Your goal
Search the data below for the string "грунтах". Extract every line that contains it.

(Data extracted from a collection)
----------

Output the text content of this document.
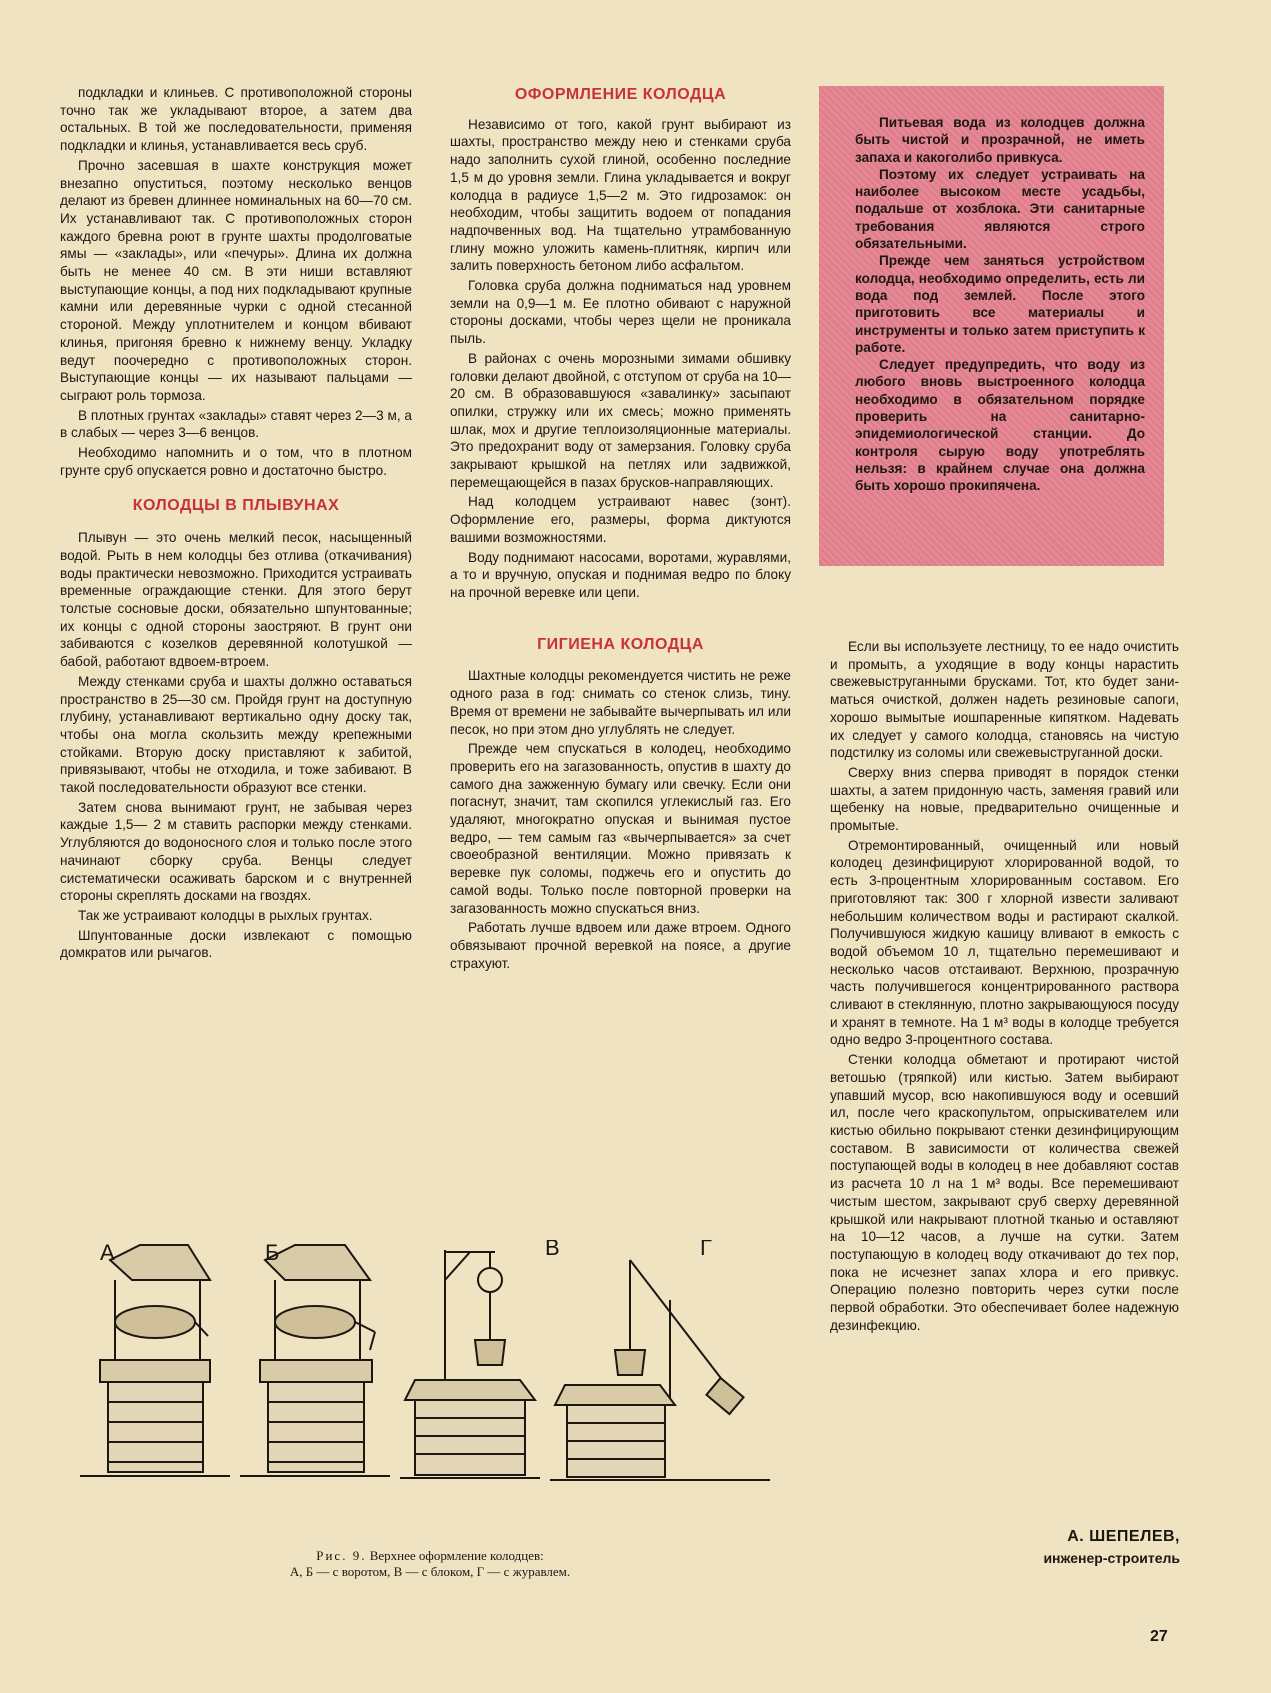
подкладки и клиньев. С противоположной стороны точно так же укладывают второе, а затем два остальных. В той же последовательности, применяя подкладки и клинья, устанавливается весь сруб.

Прочно засевшая в шахте конструкция может внезапно опуститься, поэтому несколько венцов делают из бревен длиннее номинальных на 60—70 см. Их устанавливают так. С противоположных сторон каждого бревна роют в грунте шахты продолговатые ямы — «заклады», или «печуры». Длина их должна быть не менее 40 см. В эти ниши вставляют выступающие концы, а под них подкладывают крупные камни или деревянные чурки с одной стесанной стороной. Между уплотнителем и концом вбивают клинья, пригоняя бревно к нижнему венцу. Укладку ведут поочередно с противоположных сторон. Выступающие концы — их называют пальцами — сыграют роль тормоза.

В плотных грунтах «заклады» ставят через 2—3 м, а в слабых — через 3—6 венцов.

Необходимо напомнить и о том, что в плотном грунте сруб опускается ровно и достаточно быстро.

КОЛОДЦЫ В ПЛЫВУНАХ

Плывун — это очень мелкий песок, насыщенный водой. Рыть в нем колодцы без отлива (откачивания) воды практически невозможно. Приходится устраивать временные ограждающие стенки. Для этого берут толстые сосновые доски, обязательно шпунтованные; их концы с одной стороны заостряют. В грунт они забиваются с козелков деревянной колотушкой — бабой, работают вдвоем-втроем.

Между стенками сруба и шахты должно оставаться пространство в 25—30 см. Пройдя грунт на доступную глубину, устанавливают вертикально одну доску так, чтобы она могла скользить между крепежными стойками. Вторую доску приставляют к забитой, привязывают, чтобы не отходила, и тоже забивают. В такой последовательности образуют все стенки.

Затем снова вынимают грунт, не забывая через каждые 1,5— 2 м ставить распорки между стенками. Углубляются до водоносного слоя и только после этого начинают сборку сруба. Венцы следует систематически осаживать барском и с внутренней стороны скреплять досками на гвоздях.

Так же устраивают колодцы в рыхлых грунтах.

Шпунтованные доски извлекают с помощью домкратов или рычагов.

ОФОРМЛЕНИЕ КОЛОДЦА

Независимо от того, какой грунт выбирают из шахты, пространство между нею и стенками сруба надо заполнить сухой глиной, особенно последние 1,5 м до уровня земли. Глина укладывается и вокруг колодца в радиусе 1,5—2 м. Это гидрозамок: он необходим, чтобы защитить водоем от попадания надпочвенных вод. На тщательно утрамбованную глину можно уложить камень-плитняк, кирпич или залить поверхность бетоном либо асфальтом.

Головка сруба должна подниматься над уровнем земли на 0,9—1 м. Ее плотно обивают с наружной стороны досками, чтобы через щели не проникала пыль.

В районах с очень морозными зимами обшивку головки делают двойной, с отступом от сруба на 10—20 см. В образовавшуюся «завалинку» засыпают опилки, стружку или их смесь; можно применять шлак, мох и другие теплоизоляционные материалы. Это предохранит воду от замерзания. Головку сруба закрывают крышкой на петлях или задвижкой, перемещающейся в пазах брусков-направляющих.

Над колодцем устраивают навес (зонт). Оформление его, размеры, форма диктуются вашими возможностями.

Воду поднимают насосами, воротами, журавлями, а то и вручную, опуская и поднимая ведро по блоку на прочной веревке или цепи.

ГИГИЕНА КОЛОДЦА

Шахтные колодцы рекомендуется чистить не реже одного раза в год: снимать со стенок слизь, тину. Время от времени не забывайте вычерпывать ил или песок, но при этом дно углублять не следует.

Прежде чем спускаться в колодец, необходимо проверить его на загазованность, опустив в шахту до самого дна зажженную бумагу или свечку. Если они погаснут, значит, там скопился углекислый газ. Его удаляют, многократно опуская и вынимая пустое ведро, — тем самым газ «вычерпывается» за счет своеобразной вентиляции. Можно привязать к веревке пук соломы, поджечь его и опустить до самой воды. Только после повторной проверки на загазованность можно спускаться вниз.

Работать лучше вдвоем или даже втроем. Одного обвязывают прочной веревкой на поясе, а другие страхуют.

Питьевая вода из колодцев должна быть чистой и прозрачной, не иметь запаха и какоголибо привкуса.

Поэтому их следует устраивать на наиболее высоком месте усадьбы, подальше от хозблока. Эти санитарные требования являются строго обязательными.

Прежде чем заняться устройством колодца, необходимо определить, есть ли вода под землей. После этого приготовить все материалы и инструменты и только затем приступить к работе.

Следует предупредить, что воду из любого вновь выстроенного колодца необходимо в обязательном порядке проверить на санитарно-эпидемиологической станции. До контроля сырую воду употреблять нельзя: в крайнем случае она должна быть хорошо прокипячена.

Если вы используете лестницу, то ее надо очистить и промыть, а уходящие в воду концы нарастить свежевыструганными брусками. Тот, кто будет заниматься очисткой, должен надеть резиновые сапоги, хорошо вымытые иошпаренные кипятком. Надевать их следует у самого колодца, становясь на чистую подстилку из соломы или свежевыструганной доски.

Сверху вниз сперва приводят в порядок стенки шахты, а затем придонную часть, заменяя гравий или щебенку на новые, предварительно очищенные и промытые.

Отремонтированный, очищенный или новый колодец дезинфицируют хлорированной водой, то есть 3-процентным хлорированным составом. Его приготовляют так: 300 г хлорной извести заливают небольшим количеством воды и растирают скалкой. Получившуюся жидкую кашицу вливают в емкость с водой объемом 10 л, тщательно перемешивают и несколько часов отстаивают. Верхнюю, прозрачную часть получившегося концентрированного раствора сливают в стеклянную, плотно закрывающуюся посуду и хранят в темноте. На 1 м³ воды в колодце требуется одно ведро 3-процентного состава.

Стенки колодца обметают и протирают чистой ветошью (тряпкой) или кистью. Затем выбирают упавший мусор, всю накопившуюся воду и осевший ил, после чего краскопультом, опрыскивателем или кистью обильно покрывают стенки дезинфицирующим составом. В зависимости от количества свежей поступающей воды в колодец в нее добавляют состав из расчета 10 л на 1 м³ воды. Все перемешивают чистым шестом, закрывают сруб сверху деревянной крышкой или накрывают плотной тканью и оставляют на 10—12 часов, а лучше на сутки. Затем поступающую в колодец воду откачивают до тех пор, пока не исчезнет запах хлора и его привкус. Операцию полезно повторить через сутки после первой обработки. Это обеспечивает более надежную дезинфекцию.

А	Б	В	Г
Рис. 9. Верхнее оформление колодцев:
А, Б — с воротом, В — с блоком, Г — с журавлем.
А. ШЕПЕЛЕВ,
инженер-строитель
27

----------

Response to this exercise
В плотных грунтах «заклады» ставят через 2—3 м, а в слабых — через 3—6 венцов.
Так же устраивают колодцы в рыхлых грунтах.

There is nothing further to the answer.